------ Records for the task ------

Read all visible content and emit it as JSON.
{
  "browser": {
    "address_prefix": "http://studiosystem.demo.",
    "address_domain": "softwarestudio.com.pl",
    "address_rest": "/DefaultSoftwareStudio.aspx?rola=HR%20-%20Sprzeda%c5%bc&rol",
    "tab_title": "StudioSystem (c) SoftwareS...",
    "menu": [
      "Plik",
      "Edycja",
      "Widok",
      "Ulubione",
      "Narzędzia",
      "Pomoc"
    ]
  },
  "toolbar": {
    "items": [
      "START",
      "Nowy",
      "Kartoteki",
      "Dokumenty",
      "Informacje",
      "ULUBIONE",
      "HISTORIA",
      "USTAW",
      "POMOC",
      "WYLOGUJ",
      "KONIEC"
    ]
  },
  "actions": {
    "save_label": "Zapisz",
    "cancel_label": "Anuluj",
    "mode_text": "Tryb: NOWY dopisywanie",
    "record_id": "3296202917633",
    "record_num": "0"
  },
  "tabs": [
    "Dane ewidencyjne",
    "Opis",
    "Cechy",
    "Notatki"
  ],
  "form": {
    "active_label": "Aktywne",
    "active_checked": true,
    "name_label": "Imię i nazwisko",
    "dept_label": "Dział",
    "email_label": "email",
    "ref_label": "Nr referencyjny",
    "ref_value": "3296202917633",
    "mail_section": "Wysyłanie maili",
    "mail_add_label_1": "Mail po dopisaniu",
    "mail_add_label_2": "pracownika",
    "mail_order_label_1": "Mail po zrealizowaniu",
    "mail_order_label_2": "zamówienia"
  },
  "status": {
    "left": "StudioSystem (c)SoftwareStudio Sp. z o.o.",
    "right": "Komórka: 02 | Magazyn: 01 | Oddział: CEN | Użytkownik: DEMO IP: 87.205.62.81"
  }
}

------

(What is required):
Reproduce the full listing word for word.

(Correct output):
Read all visible content and emit it as JSON.
{
  "browser": {
    "address_prefix": "http://studiosystem.demo.",
    "address_domain": "softwarestudio.com.pl",
    "address_rest": "/DefaultSoftwareStudio.aspx?rola=HR%20-%20Sprzeda%c5%bc&rol",
    "tab_title": "StudioSystem (c) SoftwareS...",
    "menu": [
      "Plik",
      "Edycja",
      "Widok",
      "Ulubione",
      "Narzędzia",
      "Pomoc"
    ]
  },
  "toolbar": {
    "items": [
      "START",
      "Nowy",
      "Kartoteki",
      "Dokumenty",
      "Informacje",
      "ULUBIONE",
      "HISTORIA",
      "USTAW",
      "POMOC",
      "WYLOGUJ",
      "KONIEC"
    ]
  },
  "actions": {
    "save_label": "Zapisz",
    "cancel_label": "Anuluj",
    "mode_text": "Tryb: NOWY dopisywanie",
    "record_id": "3296202917633",
    "record_num": "0"
  },
  "tabs": [
    "Dane ewidencyjne",
    "Opis",
    "Cechy",
    "Notatki"
  ],
  "form": {
    "active_label": "Aktywne",
    "active_checked": true,
    "name_label": "Imię i nazwisko",
    "dept_label": "Dział",
    "email_label": "email",
    "ref_label": "Nr referencyjny",
    "ref_value": "3296202917633",
    "mail_section": "Wysyłanie maili",
    "mail_add_label_1": "Mail po dopisaniu",
    "mail_add_label_2": "pracownika",
    "mail_order_label_1": "Mail po zrealizowaniu",
    "mail_order_label_2": "zamówienia"
  },
  "status": {
    "left": "StudioSystem (c)SoftwareStudio Sp. z o.o.",
    "right": "Komórka: 02 | Magazyn: 01 | Oddział: CEN | Użytkownik: DEMO IP: 87.205.62.81"
  }
}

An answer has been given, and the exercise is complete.